**Stated task:** Reproduce every entry exactly and leave its pictures out.

**Material to process:**
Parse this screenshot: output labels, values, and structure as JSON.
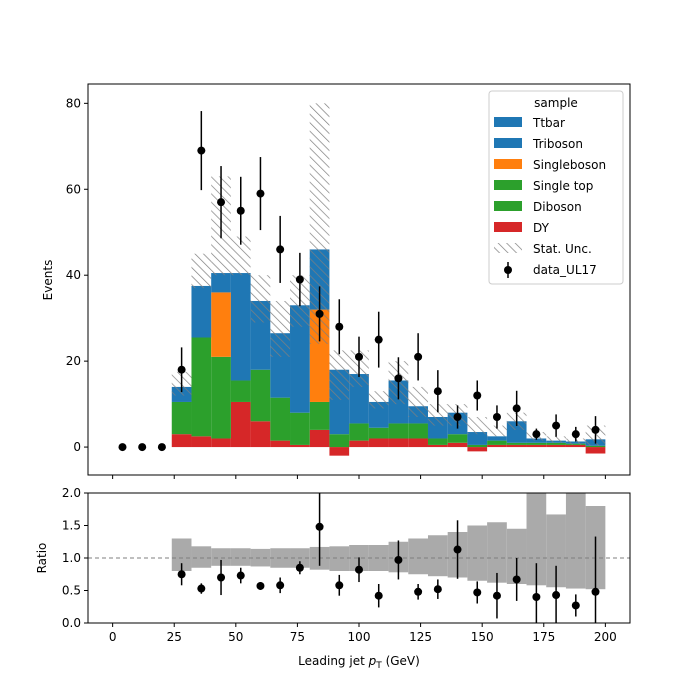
{
  "chart_data": {
    "type": "bar",
    "stacked": true,
    "bin_width": 8,
    "bin_left_edges": [
      24,
      32,
      40,
      48,
      56,
      64,
      72,
      80,
      88,
      96,
      104,
      112,
      120,
      128,
      136,
      144,
      152,
      160,
      168,
      176,
      184,
      192
    ],
    "xlim": [
      -10,
      210
    ],
    "xticks": [
      0,
      25,
      50,
      75,
      100,
      125,
      150,
      175,
      200
    ],
    "xlabel_main": "Leading jet",
    "xlabel_symbol": "p",
    "xlabel_subscript": "T",
    "xlabel_unit": "(GeV)",
    "main": {
      "ylabel": "Events",
      "ylim": [
        -6.5,
        84.5
      ],
      "yticks": [
        0,
        20,
        40,
        60,
        80
      ],
      "series": [
        {
          "name": "DY",
          "color": "#d62728",
          "values": [
            3,
            2.5,
            2,
            10.5,
            6,
            1.5,
            0.5,
            4,
            -2,
            1.5,
            2,
            2,
            2,
            0.5,
            1,
            -1,
            0.5,
            0.5,
            0.5,
            0.5,
            0.5,
            -1.5
          ]
        },
        {
          "name": "Diboson",
          "color": "#2ca02c",
          "values": [
            7.5,
            23,
            19,
            5,
            12,
            10,
            7.5,
            6.5,
            3,
            4,
            2.5,
            3.5,
            3.5,
            1.5,
            2,
            0.5,
            1,
            0.5,
            0.5,
            0.5,
            0.3,
            0.3
          ]
        },
        {
          "name": "Single top",
          "color": "#2ca02c",
          "values": [
            0,
            0,
            0,
            0,
            0,
            0,
            0,
            0,
            0,
            0,
            0,
            0,
            0,
            0,
            0,
            0,
            0,
            0,
            0,
            0,
            0,
            0
          ]
        },
        {
          "name": "Singleboson",
          "color": "#ff7f0e",
          "values": [
            0,
            0,
            15,
            0,
            0,
            0,
            0,
            21.5,
            0,
            0,
            0,
            0,
            0,
            0,
            0,
            0,
            0,
            0,
            0,
            0,
            0,
            0
          ]
        },
        {
          "name": "Triboson",
          "color": "#1f77b4",
          "values": [
            0,
            0,
            0,
            0,
            0,
            0,
            0,
            0,
            0,
            0,
            0,
            0,
            0,
            0,
            0,
            0,
            0,
            0,
            0,
            0,
            0,
            0
          ]
        },
        {
          "name": "Ttbar",
          "color": "#1f77b4",
          "values": [
            3.5,
            12,
            4.5,
            25,
            16,
            15,
            25,
            14,
            15,
            11.5,
            6,
            10,
            4,
            5,
            5,
            3,
            1,
            5,
            1,
            0.5,
            0.5,
            1.5
          ]
        }
      ],
      "stat_unc": {
        "name": "Stat. Unc.",
        "down": [
          12,
          37,
          40,
          40,
          29,
          21,
          28,
          24,
          11,
          14,
          9,
          10,
          7,
          5,
          5,
          3,
          2.5,
          4,
          1.5,
          1,
          0.5,
          0.3
        ],
        "up": [
          17.5,
          45,
          63,
          49,
          40,
          34,
          40,
          80,
          22.5,
          22.5,
          13,
          20,
          14,
          10,
          10,
          7,
          5,
          8,
          3.5,
          2.5,
          2,
          5
        ]
      },
      "data": {
        "name": "data_UL17",
        "x": [
          4,
          12,
          20,
          28,
          36,
          44,
          52,
          60,
          68,
          76,
          84,
          92,
          100,
          108,
          116,
          124,
          132,
          140,
          148,
          156,
          164,
          172,
          180,
          188,
          196
        ],
        "y": [
          0,
          0,
          0,
          18,
          69,
          57,
          55,
          59,
          46,
          39,
          31,
          28,
          21,
          25,
          16,
          21,
          13,
          7,
          12,
          7,
          9,
          3,
          5,
          3,
          4
        ],
        "err": [
          0,
          0,
          0,
          5.2,
          9.2,
          8.4,
          7.9,
          8.5,
          7.8,
          6.2,
          6.4,
          6.4,
          4.7,
          6.5,
          4.9,
          5.5,
          4.9,
          2.7,
          3.5,
          2.7,
          4.1,
          1.3,
          2.6,
          1.7,
          3.2
        ]
      },
      "legend": {
        "title": "sample",
        "position": "top-right",
        "entries": [
          "Ttbar",
          "Triboson",
          "Singleboson",
          "Single top",
          "Diboson",
          "DY",
          "Stat. Unc.",
          "data_UL17"
        ]
      }
    },
    "ratio": {
      "ylabel": "Ratio",
      "ylim": [
        0.0,
        2.0
      ],
      "yticks": [
        "0.0",
        "0.5",
        "1.0",
        "1.5",
        "2.0"
      ],
      "reference_line": 1.0,
      "band": {
        "down": [
          0.8,
          0.85,
          0.88,
          0.88,
          0.87,
          0.85,
          0.85,
          0.82,
          0.8,
          0.8,
          0.8,
          0.78,
          0.75,
          0.72,
          0.7,
          0.65,
          0.62,
          0.6,
          0.58,
          0.55,
          0.53,
          0.52
        ],
        "up": [
          1.3,
          1.18,
          1.15,
          1.15,
          1.14,
          1.15,
          1.15,
          1.17,
          1.18,
          1.2,
          1.2,
          1.25,
          1.3,
          1.35,
          1.4,
          1.5,
          1.55,
          1.45,
          2.0,
          1.67,
          2.0,
          1.8
        ]
      },
      "points": {
        "x": [
          28,
          36,
          44,
          52,
          60,
          68,
          76,
          84,
          92,
          100,
          108,
          116,
          124,
          132,
          140,
          148,
          156,
          164,
          172,
          180,
          188,
          196
        ],
        "y": [
          0.75,
          0.53,
          0.7,
          0.73,
          0.57,
          0.58,
          0.85,
          1.48,
          0.58,
          0.82,
          0.42,
          0.97,
          0.48,
          0.52,
          1.13,
          0.47,
          0.42,
          0.67,
          0.4,
          0.43,
          0.27,
          0.48
        ],
        "err": [
          0.17,
          0.08,
          0.27,
          0.12,
          0.06,
          0.12,
          0.1,
          0.6,
          0.16,
          0.19,
          0.18,
          0.3,
          0.12,
          0.15,
          0.45,
          0.17,
          0.35,
          0.33,
          0.52,
          0.45,
          0.17,
          0.85
        ]
      }
    }
  }
}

**Correct result:**
Parse this screenshot: output labels, values, and structure as JSON.
{
  "chart_data": {
    "type": "bar",
    "stacked": true,
    "bin_width": 8,
    "bin_left_edges": [
      24,
      32,
      40,
      48,
      56,
      64,
      72,
      80,
      88,
      96,
      104,
      112,
      120,
      128,
      136,
      144,
      152,
      160,
      168,
      176,
      184,
      192
    ],
    "xlim": [
      -10,
      210
    ],
    "xticks": [
      0,
      25,
      50,
      75,
      100,
      125,
      150,
      175,
      200
    ],
    "xlabel_main": "Leading jet",
    "xlabel_symbol": "p",
    "xlabel_subscript": "T",
    "xlabel_unit": "(GeV)",
    "main": {
      "ylabel": "Events",
      "ylim": [
        -6.5,
        84.5
      ],
      "yticks": [
        0,
        20,
        40,
        60,
        80
      ],
      "series": [
        {
          "name": "DY",
          "color": "#d62728",
          "values": [
            3,
            2.5,
            2,
            10.5,
            6,
            1.5,
            0.5,
            4,
            -2,
            1.5,
            2,
            2,
            2,
            0.5,
            1,
            -1,
            0.5,
            0.5,
            0.5,
            0.5,
            0.5,
            -1.5
          ]
        },
        {
          "name": "Diboson",
          "color": "#2ca02c",
          "values": [
            7.5,
            23,
            19,
            5,
            12,
            10,
            7.5,
            6.5,
            3,
            4,
            2.5,
            3.5,
            3.5,
            1.5,
            2,
            0.5,
            1,
            0.5,
            0.5,
            0.5,
            0.3,
            0.3
          ]
        },
        {
          "name": "Single top",
          "color": "#2ca02c",
          "values": [
            0,
            0,
            0,
            0,
            0,
            0,
            0,
            0,
            0,
            0,
            0,
            0,
            0,
            0,
            0,
            0,
            0,
            0,
            0,
            0,
            0,
            0
          ]
        },
        {
          "name": "Singleboson",
          "color": "#ff7f0e",
          "values": [
            0,
            0,
            15,
            0,
            0,
            0,
            0,
            21.5,
            0,
            0,
            0,
            0,
            0,
            0,
            0,
            0,
            0,
            0,
            0,
            0,
            0,
            0
          ]
        },
        {
          "name": "Triboson",
          "color": "#1f77b4",
          "values": [
            0,
            0,
            0,
            0,
            0,
            0,
            0,
            0,
            0,
            0,
            0,
            0,
            0,
            0,
            0,
            0,
            0,
            0,
            0,
            0,
            0,
            0
          ]
        },
        {
          "name": "Ttbar",
          "color": "#1f77b4",
          "values": [
            3.5,
            12,
            4.5,
            25,
            16,
            15,
            25,
            14,
            15,
            11.5,
            6,
            10,
            4,
            5,
            5,
            3,
            1,
            5,
            1,
            0.5,
            0.5,
            1.5
          ]
        }
      ],
      "stat_unc": {
        "name": "Stat. Unc.",
        "down": [
          12,
          37,
          40,
          40,
          29,
          21,
          28,
          24,
          11,
          14,
          9,
          10,
          7,
          5,
          5,
          3,
          2.5,
          4,
          1.5,
          1,
          0.5,
          0.3
        ],
        "up": [
          17.5,
          45,
          63,
          49,
          40,
          34,
          40,
          80,
          22.5,
          22.5,
          13,
          20,
          14,
          10,
          10,
          7,
          5,
          8,
          3.5,
          2.5,
          2,
          5
        ]
      },
      "data": {
        "name": "data_UL17",
        "x": [
          4,
          12,
          20,
          28,
          36,
          44,
          52,
          60,
          68,
          76,
          84,
          92,
          100,
          108,
          116,
          124,
          132,
          140,
          148,
          156,
          164,
          172,
          180,
          188,
          196
        ],
        "y": [
          0,
          0,
          0,
          18,
          69,
          57,
          55,
          59,
          46,
          39,
          31,
          28,
          21,
          25,
          16,
          21,
          13,
          7,
          12,
          7,
          9,
          3,
          5,
          3,
          4
        ],
        "err": [
          0,
          0,
          0,
          5.2,
          9.2,
          8.4,
          7.9,
          8.5,
          7.8,
          6.2,
          6.4,
          6.4,
          4.7,
          6.5,
          4.9,
          5.5,
          4.9,
          2.7,
          3.5,
          2.7,
          4.1,
          1.3,
          2.6,
          1.7,
          3.2
        ]
      },
      "legend": {
        "title": "sample",
        "position": "top-right",
        "entries": [
          "Ttbar",
          "Triboson",
          "Singleboson",
          "Single top",
          "Diboson",
          "DY",
          "Stat. Unc.",
          "data_UL17"
        ]
      }
    },
    "ratio": {
      "ylabel": "Ratio",
      "ylim": [
        0.0,
        2.0
      ],
      "yticks": [
        "0.0",
        "0.5",
        "1.0",
        "1.5",
        "2.0"
      ],
      "reference_line": 1.0,
      "band": {
        "down": [
          0.8,
          0.85,
          0.88,
          0.88,
          0.87,
          0.85,
          0.85,
          0.82,
          0.8,
          0.8,
          0.8,
          0.78,
          0.75,
          0.72,
          0.7,
          0.65,
          0.62,
          0.6,
          0.58,
          0.55,
          0.53,
          0.52
        ],
        "up": [
          1.3,
          1.18,
          1.15,
          1.15,
          1.14,
          1.15,
          1.15,
          1.17,
          1.18,
          1.2,
          1.2,
          1.25,
          1.3,
          1.35,
          1.4,
          1.5,
          1.55,
          1.45,
          2.0,
          1.67,
          2.0,
          1.8
        ]
      },
      "points": {
        "x": [
          28,
          36,
          44,
          52,
          60,
          68,
          76,
          84,
          92,
          100,
          108,
          116,
          124,
          132,
          140,
          148,
          156,
          164,
          172,
          180,
          188,
          196
        ],
        "y": [
          0.75,
          0.53,
          0.7,
          0.73,
          0.57,
          0.58,
          0.85,
          1.48,
          0.58,
          0.82,
          0.42,
          0.97,
          0.48,
          0.52,
          1.13,
          0.47,
          0.42,
          0.67,
          0.4,
          0.43,
          0.27,
          0.48
        ],
        "err": [
          0.17,
          0.08,
          0.27,
          0.12,
          0.06,
          0.12,
          0.1,
          0.6,
          0.16,
          0.19,
          0.18,
          0.3,
          0.12,
          0.15,
          0.45,
          0.17,
          0.35,
          0.33,
          0.52,
          0.45,
          0.17,
          0.85
        ]
      }
    }
  }
}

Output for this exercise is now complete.